— WRITTEN TASK —
Repeat the data that follows, word for word, without the images.
▬▬▬▬▬▬▬▬▬▬
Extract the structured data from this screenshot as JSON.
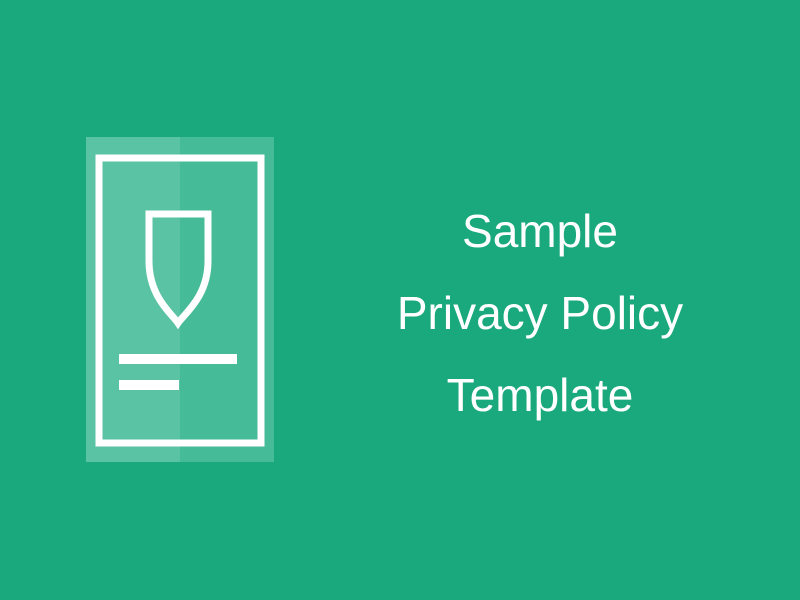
{
  "banner": {
    "background_color": "#19a97c",
    "panel_color": "#46bb97",
    "panel_light_color": "#5ac3a3",
    "accent_color": "#ffffff",
    "icon": "document-shield-icon",
    "title_lines": [
      "Sample",
      "Privacy Policy",
      "Template"
    ]
  }
}
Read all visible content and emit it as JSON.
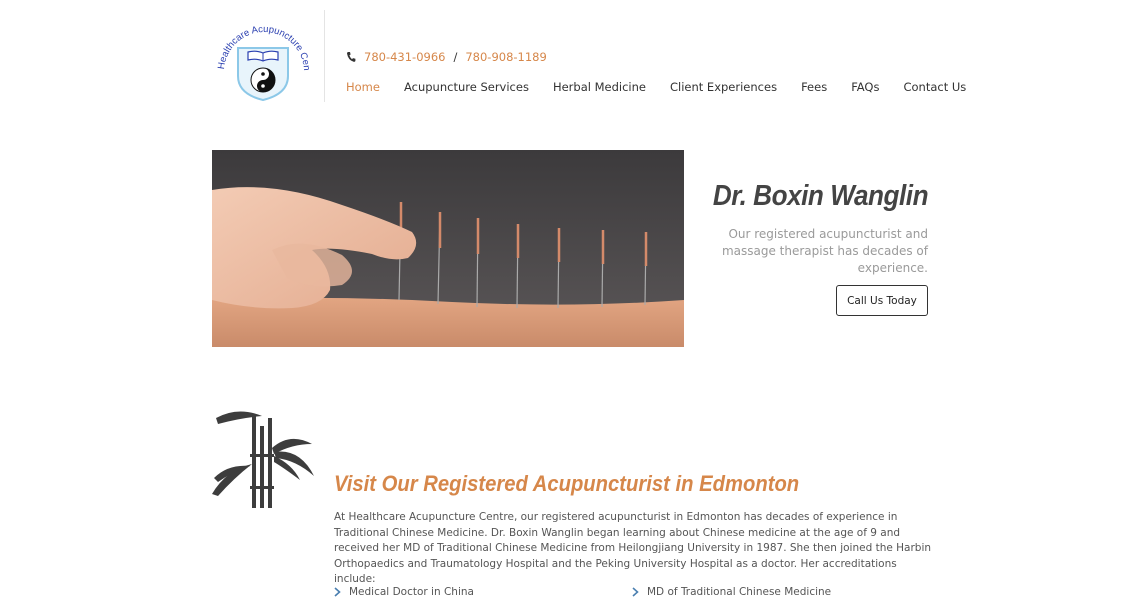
{
  "logo": {
    "arc_text": "Healthcare Acupuncture Centre"
  },
  "header": {
    "phone1": "780-431-0966",
    "separator": "/",
    "phone2": "780-908-1189",
    "nav": [
      {
        "label": "Home"
      },
      {
        "label": "Acupuncture Services"
      },
      {
        "label": "Herbal Medicine"
      },
      {
        "label": "Client Experiences"
      },
      {
        "label": "Fees"
      },
      {
        "label": "FAQs"
      },
      {
        "label": "Contact Us"
      }
    ]
  },
  "hero": {
    "title": "Dr. Boxin Wanglin",
    "subtitle": "Our registered acupuncturist and massage therapist has decades of experience.",
    "cta": "Call Us Today"
  },
  "about": {
    "title": "Visit Our Registered Acupuncturist in Edmonton",
    "body": "At Healthcare Acupuncture Centre, our registered acupuncturist in Edmonton has decades of experience in Traditional Chinese Medicine. Dr. Boxin Wanglin began learning about Chinese medicine at the age of 9 and received her MD of Traditional Chinese Medicine from Heilongjiang University in 1987. She then joined the Harbin Orthopaedics and Traumatology Hospital and the Peking University Hospital as a doctor. Her accreditations include:",
    "accreditations": [
      {
        "label": "Medical Doctor in China"
      },
      {
        "label": "MD of Traditional Chinese Medicine"
      }
    ]
  },
  "colors": {
    "accent": "#d6874a",
    "text": "#444444"
  }
}
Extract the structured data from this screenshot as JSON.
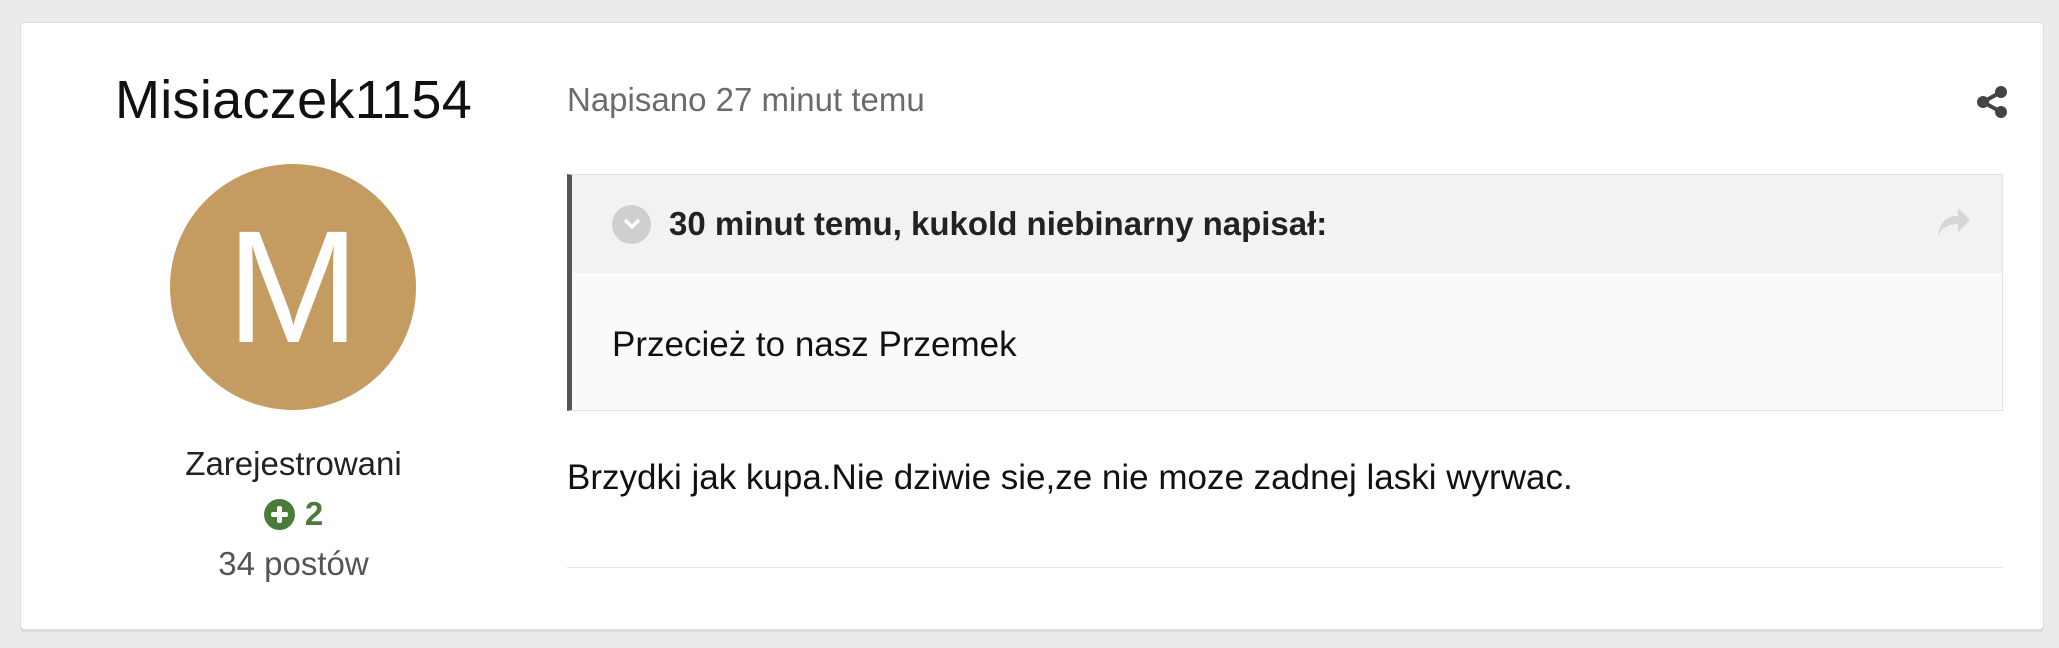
{
  "author": {
    "name": "Misiaczek1154",
    "avatar_letter": "M",
    "avatar_color": "#c49c62",
    "group": "Zarejestrowani",
    "reputation": "2",
    "reputation_icon": "plus-circle-icon",
    "posts_count": "34 postów"
  },
  "post": {
    "meta": "Napisano 27 minut temu",
    "share_icon": "share-icon",
    "quote": {
      "toggle_icon": "chevron-down-icon",
      "citation": "30 minut temu, kukold niebinarny napisał:",
      "link_icon": "forward-arrow-icon",
      "text": "Przecież to nasz Przemek"
    },
    "text": "Brzydki jak kupa.Nie dziwie sie,ze nie moze zadnej laski wyrwac."
  },
  "colors": {
    "reputation_green": "#4b7a3a",
    "quote_border": "#555555",
    "page_background": "#ebebeb"
  }
}
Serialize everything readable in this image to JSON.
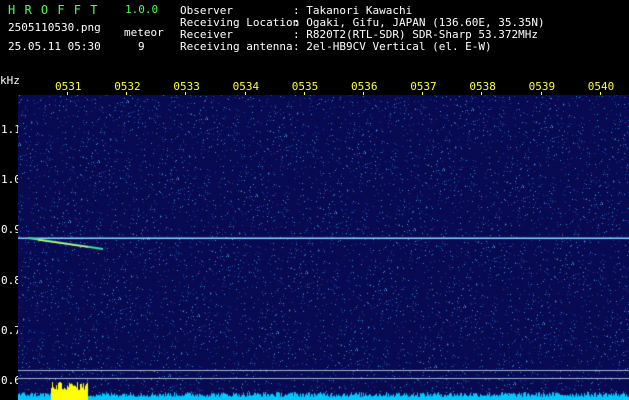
{
  "app": {
    "name": "H R O F F T",
    "version": "1.0.0"
  },
  "file": {
    "filename": "2505110530.png",
    "datetime": "25.05.11 05:30"
  },
  "meteor": {
    "label": "meteor",
    "count": "9"
  },
  "info": {
    "observer_label": "Observer",
    "observer_value": ": Takanori Kawachi",
    "location_label": "Receiving Location",
    "location_value": ": Ogaki, Gifu, JAPAN (136.60E, 35.35N)",
    "receiver_label": "Receiver",
    "receiver_value": ": R820T2(RTL-SDR) SDR-Sharp 53.372MHz",
    "antenna_label": "Receiving antenna",
    "antenna_value": ": 2el-HB9CV Vertical (el. E-W)"
  },
  "axis": {
    "y_unit": "kHz",
    "x_ticks": [
      "0531",
      "0532",
      "0533",
      "0534",
      "0535",
      "0536",
      "0537",
      "0538",
      "0539",
      "0540"
    ],
    "y_ticks": [
      "1.1",
      "1.0",
      "0.9",
      "0.8",
      "0.7",
      "0.6"
    ]
  },
  "colors": {
    "background": "#0a0a50",
    "carrier": "#7fd8ff",
    "meteor": "#ffff66",
    "tick": "#ffff33",
    "app": "#4cff4c"
  }
}
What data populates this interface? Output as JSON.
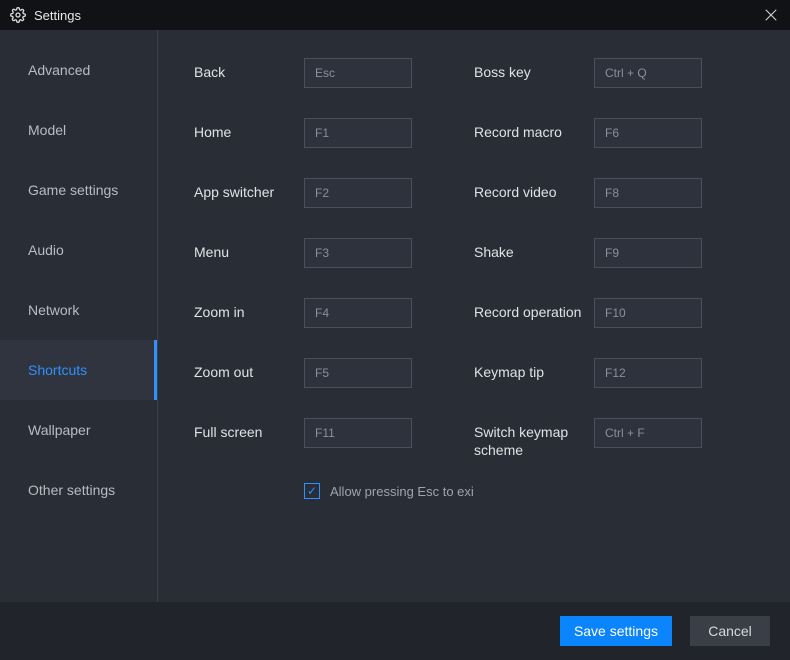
▬▬▬▬▬▬▬▬▬▬
— EXERCISE OUTPUT —
Extract the structured data from this screenshot as JSON.
{
  "banner": {
    "background_color": "#19a97c",
    "panel_color": "#46bb97",
    "panel_light_color": "#5ac3a3",
    "accent_color": "#ffffff",
    "icon": "document-shield-icon",
    "title_lines": [
      "Sample",
      "Privacy Policy",
      "Template"
    ]
  }
}
Read all visible content and emit it as JSON.
{
  "logo": {
    "arc_text": "Healthcare Acupuncture Centre"
  },
  "header": {
    "phone1": "780-431-0966",
    "separator": "/",
    "phone2": "780-908-1189",
    "nav": [
      {
        "label": "Home"
      },
      {
        "label": "Acupuncture Services"
      },
      {
        "label": "Herbal Medicine"
      },
      {
        "label": "Client Experiences"
      },
      {
        "label": "Fees"
      },
      {
        "label": "FAQs"
      },
      {
        "label": "Contact Us"
      }
    ]
  },
  "hero": {
    "title": "Dr. Boxin Wanglin",
    "subtitle": "Our registered acupuncturist and massage therapist has decades of experience.",
    "cta": "Call Us Today"
  },
  "about": {
    "title": "Visit Our Registered Acupuncturist in Edmonton",
    "body": "At Healthcare Acupuncture Centre, our registered acupuncturist in Edmonton has decades of experience in Traditional Chinese Medicine. Dr. Boxin Wanglin began learning about Chinese medicine at the age of 9 and received her MD of Traditional Chinese Medicine from Heilongjiang University in 1987. She then joined the Harbin Orthopaedics and Traumatology Hospital and the Peking University Hospital as a doctor. Her accreditations include:",
    "accreditations": [
      {
        "label": "Medical Doctor in China"
      },
      {
        "label": "MD of Traditional Chinese Medicine"
      }
    ]
  },
  "colors": {
    "accent": "#d6874a",
    "text": "#444444"
  }
}
Extract the structured data from this screenshot as JSON.
{
  "author": {
    "name": "Misiaczek1154",
    "avatar_letter": "M",
    "avatar_color": "#c49c62",
    "group": "Zarejestrowani",
    "reputation": "2",
    "reputation_icon": "plus-circle-icon",
    "posts_count": "34 postów"
  },
  "post": {
    "meta": "Napisano 27 minut temu",
    "share_icon": "share-icon",
    "quote": {
      "toggle_icon": "chevron-down-icon",
      "citation": "30 minut temu, kukold niebinarny napisał:",
      "link_icon": "forward-arrow-icon",
      "text": "Przecież to nasz Przemek"
    },
    "text": "Brzydki jak kupa.Nie dziwie sie,ze nie moze zadnej laski wyrwac."
  },
  "colors": {
    "reputation_green": "#4b7a3a",
    "quote_border": "#555555",
    "page_background": "#ebebeb"
  }
}
Serialize everything readable in this image to JSON.
{
  "app": {
    "name": "H R O F F T",
    "version": "1.0.0"
  },
  "file": {
    "filename": "2505110530.png",
    "datetime": "25.05.11 05:30"
  },
  "meteor": {
    "label": "meteor",
    "count": "9"
  },
  "info": {
    "observer_label": "Observer",
    "observer_value": ": Takanori Kawachi",
    "location_label": "Receiving Location",
    "location_value": ": Ogaki, Gifu, JAPAN (136.60E, 35.35N)",
    "receiver_label": "Receiver",
    "receiver_value": ": R820T2(RTL-SDR) SDR-Sharp 53.372MHz",
    "antenna_label": "Receiving antenna",
    "antenna_value": ": 2el-HB9CV Vertical (el. E-W)"
  },
  "axis": {
    "y_unit": "kHz",
    "x_ticks": [
      "0531",
      "0532",
      "0533",
      "0534",
      "0535",
      "0536",
      "0537",
      "0538",
      "0539",
      "0540"
    ],
    "y_ticks": [
      "1.1",
      "1.0",
      "0.9",
      "0.8",
      "0.7",
      "0.6"
    ]
  },
  "colors": {
    "background": "#0a0a50",
    "carrier": "#7fd8ff",
    "meteor": "#ffff66",
    "tick": "#ffff33",
    "app": "#4cff4c"
  }
}
What data populates this interface? Output as JSON.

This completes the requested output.